Search the entries below. Return every line that has "worst" in it.

--- begin Information provided ---

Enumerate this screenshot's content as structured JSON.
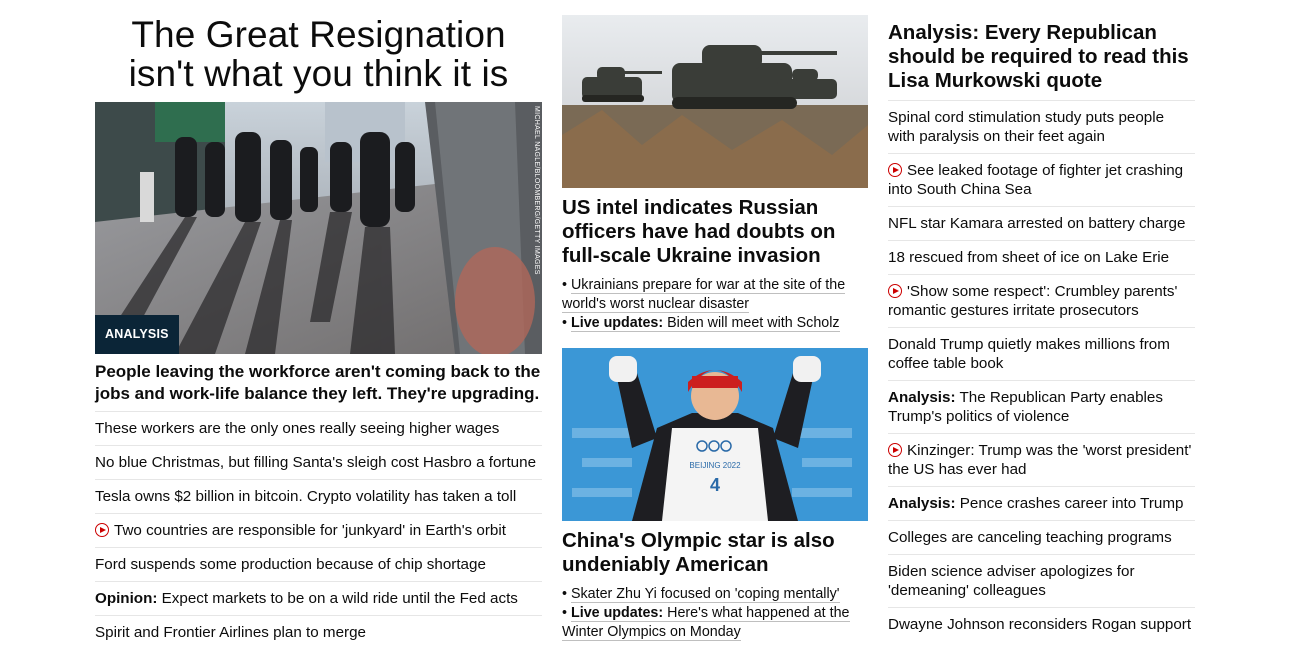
{
  "col1": {
    "hero_title": "The Great Resignation isn't what you think it is",
    "image_badge": "ANALYSIS",
    "image_credit": "MICHAEL NAGLE/BLOOMBERG/GETTY IMAGES",
    "subheadline": "People leaving the workforce aren't coming back to the jobs and work-life balance they left. They're upgrading.",
    "links": [
      {
        "prefix": "",
        "text": "These workers are the only ones really seeing higher wages",
        "video": false
      },
      {
        "prefix": "",
        "text": "No blue Christmas, but filling Santa's sleigh cost Hasbro a fortune",
        "video": false
      },
      {
        "prefix": "",
        "text": "Tesla owns $2 billion in bitcoin. Crypto volatility has taken a toll",
        "video": false
      },
      {
        "prefix": "",
        "text": "Two countries are responsible for 'junkyard' in Earth's orbit",
        "video": true
      },
      {
        "prefix": "",
        "text": "Ford suspends some production because of chip shortage",
        "video": false
      },
      {
        "prefix": "Opinion:",
        "text": "Expect markets to be on a wild ride until the Fed acts",
        "video": false
      },
      {
        "prefix": "",
        "text": "Spirit and Frontier Airlines plan to merge",
        "video": false
      }
    ]
  },
  "col2": {
    "story1": {
      "headline": "US intel indicates Russian officers have had doubts on full-scale Ukraine invasion",
      "bullet1": "Ukrainians prepare for war at the site of the world's worst nuclear disaster",
      "bullet2_prefix": "Live updates:",
      "bullet2_text": "Biden will meet with Scholz"
    },
    "story2": {
      "bib_text": "BEIJING 2022",
      "bib_number": "4",
      "headline": "China's Olympic star is also undeniably American",
      "bullet1": "Skater Zhu Yi focused on 'coping mentally'",
      "bullet2_prefix": "Live updates:",
      "bullet2_text": "Here's what happened at the Winter Olympics on Monday"
    }
  },
  "col3": {
    "headline": "Analysis: Every Republican should be required to read this Lisa Murkowski quote",
    "links": [
      {
        "prefix": "",
        "text": "Spinal cord stimulation study puts people with paralysis on their feet again",
        "video": false
      },
      {
        "prefix": "",
        "text": "See leaked footage of fighter jet crashing into South China Sea",
        "video": true
      },
      {
        "prefix": "",
        "text": "NFL star Kamara arrested on battery charge",
        "video": false
      },
      {
        "prefix": "",
        "text": "18 rescued from sheet of ice on Lake Erie",
        "video": false
      },
      {
        "prefix": "",
        "text": "'Show some respect': Crumbley parents' romantic gestures irritate prosecutors",
        "video": true
      },
      {
        "prefix": "",
        "text": "Donald Trump quietly makes millions from coffee table book",
        "video": false
      },
      {
        "prefix": "Analysis:",
        "text": "The Republican Party enables Trump's politics of violence",
        "video": false
      },
      {
        "prefix": "",
        "text": "Kinzinger: Trump was the 'worst president' the US has ever had",
        "video": true
      },
      {
        "prefix": "Analysis:",
        "text": "Pence crashes career into Trump",
        "video": false
      },
      {
        "prefix": "",
        "text": "Colleges are canceling teaching programs",
        "video": false
      },
      {
        "prefix": "",
        "text": "Biden science adviser apologizes for 'demeaning' colleagues",
        "video": false
      },
      {
        "prefix": "",
        "text": "Dwayne Johnson reconsiders Rogan support",
        "video": false
      }
    ]
  },
  "colors": {
    "video_red": "#cc0000",
    "badge_navy": "#0b2537",
    "divider": "#e6e6e6"
  }
}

--- end Information provided ---

→ Final result:
      "bullet1": "Ukrainians prepare for war at the site of the world's worst nuclear disaster",
        "text": "Kinzinger: Trump was the 'worst president' the US has ever had",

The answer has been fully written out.